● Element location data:
-- Begin --
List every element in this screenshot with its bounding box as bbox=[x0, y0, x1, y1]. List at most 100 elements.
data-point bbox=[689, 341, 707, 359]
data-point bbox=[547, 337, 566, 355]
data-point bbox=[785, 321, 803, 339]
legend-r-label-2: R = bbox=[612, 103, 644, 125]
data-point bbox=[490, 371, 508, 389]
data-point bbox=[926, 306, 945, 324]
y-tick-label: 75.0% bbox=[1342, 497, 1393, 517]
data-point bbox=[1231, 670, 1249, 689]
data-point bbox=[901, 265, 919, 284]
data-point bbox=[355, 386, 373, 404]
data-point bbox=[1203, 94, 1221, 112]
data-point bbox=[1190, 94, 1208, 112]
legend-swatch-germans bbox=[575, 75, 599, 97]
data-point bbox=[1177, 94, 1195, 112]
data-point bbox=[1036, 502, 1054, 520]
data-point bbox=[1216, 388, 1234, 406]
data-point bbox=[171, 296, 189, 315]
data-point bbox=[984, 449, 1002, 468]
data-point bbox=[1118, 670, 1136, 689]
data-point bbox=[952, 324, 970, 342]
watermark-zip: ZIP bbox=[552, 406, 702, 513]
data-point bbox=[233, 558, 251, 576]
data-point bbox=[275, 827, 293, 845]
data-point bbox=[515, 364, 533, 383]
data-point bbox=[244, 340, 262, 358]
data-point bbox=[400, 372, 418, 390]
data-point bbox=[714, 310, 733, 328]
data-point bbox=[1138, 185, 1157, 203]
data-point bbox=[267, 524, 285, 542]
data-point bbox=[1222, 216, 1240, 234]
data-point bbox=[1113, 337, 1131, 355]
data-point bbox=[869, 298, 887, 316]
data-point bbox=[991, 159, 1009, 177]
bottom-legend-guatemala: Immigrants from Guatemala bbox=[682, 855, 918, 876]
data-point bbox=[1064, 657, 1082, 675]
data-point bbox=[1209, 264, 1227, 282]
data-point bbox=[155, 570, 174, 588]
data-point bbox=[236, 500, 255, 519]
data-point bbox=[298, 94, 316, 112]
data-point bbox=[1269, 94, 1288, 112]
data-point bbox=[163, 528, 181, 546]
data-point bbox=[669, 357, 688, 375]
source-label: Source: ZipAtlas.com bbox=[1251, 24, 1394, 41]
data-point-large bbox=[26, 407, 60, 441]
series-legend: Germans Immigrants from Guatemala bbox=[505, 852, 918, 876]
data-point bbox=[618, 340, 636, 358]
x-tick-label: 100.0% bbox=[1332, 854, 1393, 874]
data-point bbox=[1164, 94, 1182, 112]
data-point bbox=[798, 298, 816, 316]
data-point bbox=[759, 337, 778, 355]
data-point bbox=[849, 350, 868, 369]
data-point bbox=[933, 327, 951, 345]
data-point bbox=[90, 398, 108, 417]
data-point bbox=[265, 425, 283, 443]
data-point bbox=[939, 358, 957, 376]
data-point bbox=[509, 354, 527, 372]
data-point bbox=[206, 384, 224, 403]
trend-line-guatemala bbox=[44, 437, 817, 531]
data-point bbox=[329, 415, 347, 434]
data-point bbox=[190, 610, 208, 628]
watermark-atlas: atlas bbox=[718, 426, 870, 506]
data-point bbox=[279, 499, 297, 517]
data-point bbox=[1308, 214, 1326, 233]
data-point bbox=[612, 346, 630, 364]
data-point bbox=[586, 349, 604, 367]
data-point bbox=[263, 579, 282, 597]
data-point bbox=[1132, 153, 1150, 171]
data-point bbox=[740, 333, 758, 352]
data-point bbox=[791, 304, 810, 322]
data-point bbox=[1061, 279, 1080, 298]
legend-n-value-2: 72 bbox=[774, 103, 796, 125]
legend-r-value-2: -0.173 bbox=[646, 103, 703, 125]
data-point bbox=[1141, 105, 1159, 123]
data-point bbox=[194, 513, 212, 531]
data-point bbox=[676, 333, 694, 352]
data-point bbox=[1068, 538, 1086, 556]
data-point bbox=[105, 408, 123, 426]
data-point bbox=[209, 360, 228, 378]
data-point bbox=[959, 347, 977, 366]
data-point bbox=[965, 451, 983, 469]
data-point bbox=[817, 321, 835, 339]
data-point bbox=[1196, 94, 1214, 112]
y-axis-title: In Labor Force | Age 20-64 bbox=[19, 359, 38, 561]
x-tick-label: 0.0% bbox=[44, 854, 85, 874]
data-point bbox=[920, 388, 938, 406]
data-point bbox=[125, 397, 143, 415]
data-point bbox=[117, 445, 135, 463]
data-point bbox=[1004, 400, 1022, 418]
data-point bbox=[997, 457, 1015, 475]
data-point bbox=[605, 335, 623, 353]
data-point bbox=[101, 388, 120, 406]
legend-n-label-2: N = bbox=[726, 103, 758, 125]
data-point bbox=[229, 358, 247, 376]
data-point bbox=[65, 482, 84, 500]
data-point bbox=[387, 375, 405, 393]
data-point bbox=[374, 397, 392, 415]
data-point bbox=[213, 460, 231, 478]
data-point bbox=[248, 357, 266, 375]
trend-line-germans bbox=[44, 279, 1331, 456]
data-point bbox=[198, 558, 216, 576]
-- End --
● Short task:
Copy out every line of the entries above exactly as it appears.

● Final answer:
List every element in this screenshot with its bounding box as bbox=[x0, y0, x1, y1]. List at most 100 elements.
data-point bbox=[689, 341, 707, 359]
data-point bbox=[547, 337, 566, 355]
data-point bbox=[785, 321, 803, 339]
legend-r-label-2: R = bbox=[612, 103, 644, 125]
data-point bbox=[490, 371, 508, 389]
data-point bbox=[926, 306, 945, 324]
y-tick-label: 75.0% bbox=[1342, 497, 1393, 517]
data-point bbox=[1231, 670, 1249, 689]
data-point bbox=[901, 265, 919, 284]
data-point bbox=[355, 386, 373, 404]
data-point bbox=[1203, 94, 1221, 112]
data-point bbox=[1190, 94, 1208, 112]
legend-swatch-germans bbox=[575, 75, 599, 97]
data-point bbox=[1177, 94, 1195, 112]
data-point bbox=[1036, 502, 1054, 520]
data-point bbox=[1216, 388, 1234, 406]
data-point bbox=[171, 296, 189, 315]
data-point bbox=[984, 449, 1002, 468]
data-point bbox=[1118, 670, 1136, 689]
data-point bbox=[952, 324, 970, 342]
watermark-zip: ZIP bbox=[552, 406, 702, 513]
data-point bbox=[233, 558, 251, 576]
data-point bbox=[275, 827, 293, 845]
data-point bbox=[515, 364, 533, 383]
data-point bbox=[244, 340, 262, 358]
data-point bbox=[400, 372, 418, 390]
data-point bbox=[714, 310, 733, 328]
data-point bbox=[1138, 185, 1157, 203]
data-point bbox=[267, 524, 285, 542]
data-point bbox=[1222, 216, 1240, 234]
data-point bbox=[1113, 337, 1131, 355]
data-point bbox=[869, 298, 887, 316]
data-point bbox=[991, 159, 1009, 177]
bottom-legend-guatemala: Immigrants from Guatemala bbox=[682, 855, 918, 876]
data-point bbox=[1064, 657, 1082, 675]
data-point bbox=[1209, 264, 1227, 282]
data-point bbox=[155, 570, 174, 588]
data-point bbox=[236, 500, 255, 519]
data-point bbox=[298, 94, 316, 112]
data-point bbox=[1269, 94, 1288, 112]
data-point bbox=[163, 528, 181, 546]
data-point bbox=[669, 357, 688, 375]
source-label: Source: ZipAtlas.com bbox=[1251, 24, 1394, 41]
data-point-large bbox=[26, 407, 60, 441]
series-legend: Germans Immigrants from Guatemala bbox=[505, 852, 918, 876]
data-point bbox=[618, 340, 636, 358]
x-tick-label: 100.0% bbox=[1332, 854, 1393, 874]
data-point bbox=[1164, 94, 1182, 112]
data-point bbox=[798, 298, 816, 316]
data-point bbox=[759, 337, 778, 355]
data-point bbox=[849, 350, 868, 369]
data-point bbox=[933, 327, 951, 345]
data-point bbox=[90, 398, 108, 417]
data-point bbox=[265, 425, 283, 443]
data-point bbox=[939, 358, 957, 376]
data-point bbox=[509, 354, 527, 372]
data-point bbox=[206, 384, 224, 403]
trend-line-guatemala bbox=[44, 437, 817, 531]
data-point bbox=[329, 415, 347, 434]
data-point bbox=[190, 610, 208, 628]
watermark-atlas: atlas bbox=[718, 426, 870, 506]
data-point bbox=[279, 499, 297, 517]
data-point bbox=[1308, 214, 1326, 233]
data-point bbox=[612, 346, 630, 364]
data-point bbox=[586, 349, 604, 367]
data-point bbox=[263, 579, 282, 597]
data-point bbox=[1132, 153, 1150, 171]
data-point bbox=[740, 333, 758, 352]
data-point bbox=[791, 304, 810, 322]
data-point bbox=[1061, 279, 1080, 298]
legend-n-value-2: 72 bbox=[774, 103, 796, 125]
legend-r-value-2: -0.173 bbox=[646, 103, 703, 125]
data-point bbox=[1141, 105, 1159, 123]
data-point bbox=[194, 513, 212, 531]
data-point bbox=[676, 333, 694, 352]
data-point bbox=[1068, 538, 1086, 556]
data-point bbox=[105, 408, 123, 426]
data-point bbox=[209, 360, 228, 378]
data-point bbox=[959, 347, 977, 366]
data-point bbox=[965, 451, 983, 469]
data-point bbox=[817, 321, 835, 339]
data-point bbox=[1196, 94, 1214, 112]
y-axis-title: In Labor Force | Age 20-64 bbox=[19, 359, 38, 561]
x-tick-label: 0.0% bbox=[44, 854, 85, 874]
data-point bbox=[920, 388, 938, 406]
data-point bbox=[125, 397, 143, 415]
data-point bbox=[117, 445, 135, 463]
data-point bbox=[1004, 400, 1022, 418]
data-point bbox=[997, 457, 1015, 475]
data-point bbox=[605, 335, 623, 353]
data-point bbox=[101, 388, 120, 406]
legend-n-label-2: N = bbox=[726, 103, 758, 125]
data-point bbox=[229, 358, 247, 376]
data-point bbox=[65, 482, 84, 500]
data-point bbox=[387, 375, 405, 393]
data-point bbox=[374, 397, 392, 415]
data-point bbox=[213, 460, 231, 478]
data-point bbox=[248, 357, 266, 375]
trend-line-germans bbox=[44, 279, 1331, 456]
data-point bbox=[198, 558, 216, 576]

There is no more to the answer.